-- ITEMS start --

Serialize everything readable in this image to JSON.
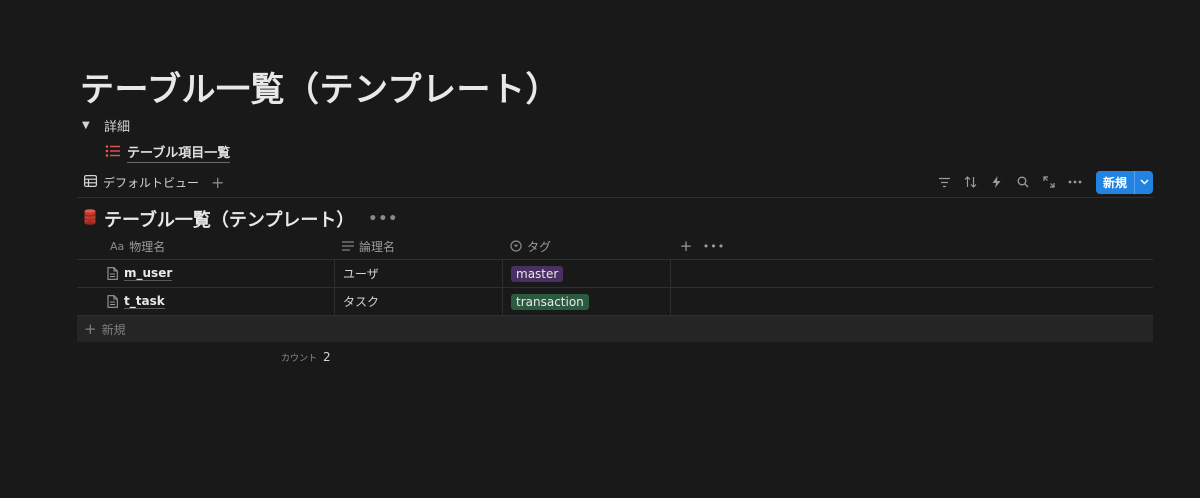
{
  "page": {
    "title": "テーブル一覧（テンプレート）",
    "toggle_label": "詳細",
    "sublink_label": "テーブル項目一覧"
  },
  "viewbar": {
    "view_label": "デフォルトビュー",
    "add_view": "+",
    "new_button_label": "新規"
  },
  "database": {
    "title": "テーブル一覧（テンプレート）",
    "menu": "•••"
  },
  "table": {
    "columns": [
      {
        "label": "物理名",
        "icon": "Aa"
      },
      {
        "label": "論理名"
      },
      {
        "label": "タグ"
      }
    ],
    "add_column": "+",
    "column_menu": "•••",
    "rows": [
      {
        "name": "m_user",
        "logical": "ユーザ",
        "tag": "master",
        "tag_color": "#4a2f63"
      },
      {
        "name": "t_task",
        "logical": "タスク",
        "tag": "transaction",
        "tag_color": "#2b5a3e"
      }
    ],
    "new_row_label": "新規",
    "new_row_plus": "+"
  },
  "footer": {
    "count_label": "カウント",
    "count_value": "2"
  },
  "colors": {
    "background": "#191919",
    "accent": "#2383e2",
    "list_icon": "#e0574f"
  }
}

-- ITEMS end --

*TASK OBJECTIVE*: Using the material above, retype each entry exactly and omit the pictures.

*COMPLETED TASK*:
Serialize everything readable in this image to JSON.
{
  "page": {
    "title": "テーブル一覧（テンプレート）",
    "toggle_label": "詳細",
    "sublink_label": "テーブル項目一覧"
  },
  "viewbar": {
    "view_label": "デフォルトビュー",
    "add_view": "+",
    "new_button_label": "新規"
  },
  "database": {
    "title": "テーブル一覧（テンプレート）",
    "menu": "•••"
  },
  "table": {
    "columns": [
      {
        "label": "物理名",
        "icon": "Aa"
      },
      {
        "label": "論理名"
      },
      {
        "label": "タグ"
      }
    ],
    "add_column": "+",
    "column_menu": "•••",
    "rows": [
      {
        "name": "m_user",
        "logical": "ユーザ",
        "tag": "master",
        "tag_color": "#4a2f63"
      },
      {
        "name": "t_task",
        "logical": "タスク",
        "tag": "transaction",
        "tag_color": "#2b5a3e"
      }
    ],
    "new_row_label": "新規",
    "new_row_plus": "+"
  },
  "footer": {
    "count_label": "カウント",
    "count_value": "2"
  },
  "colors": {
    "background": "#191919",
    "accent": "#2383e2",
    "list_icon": "#e0574f"
  }
}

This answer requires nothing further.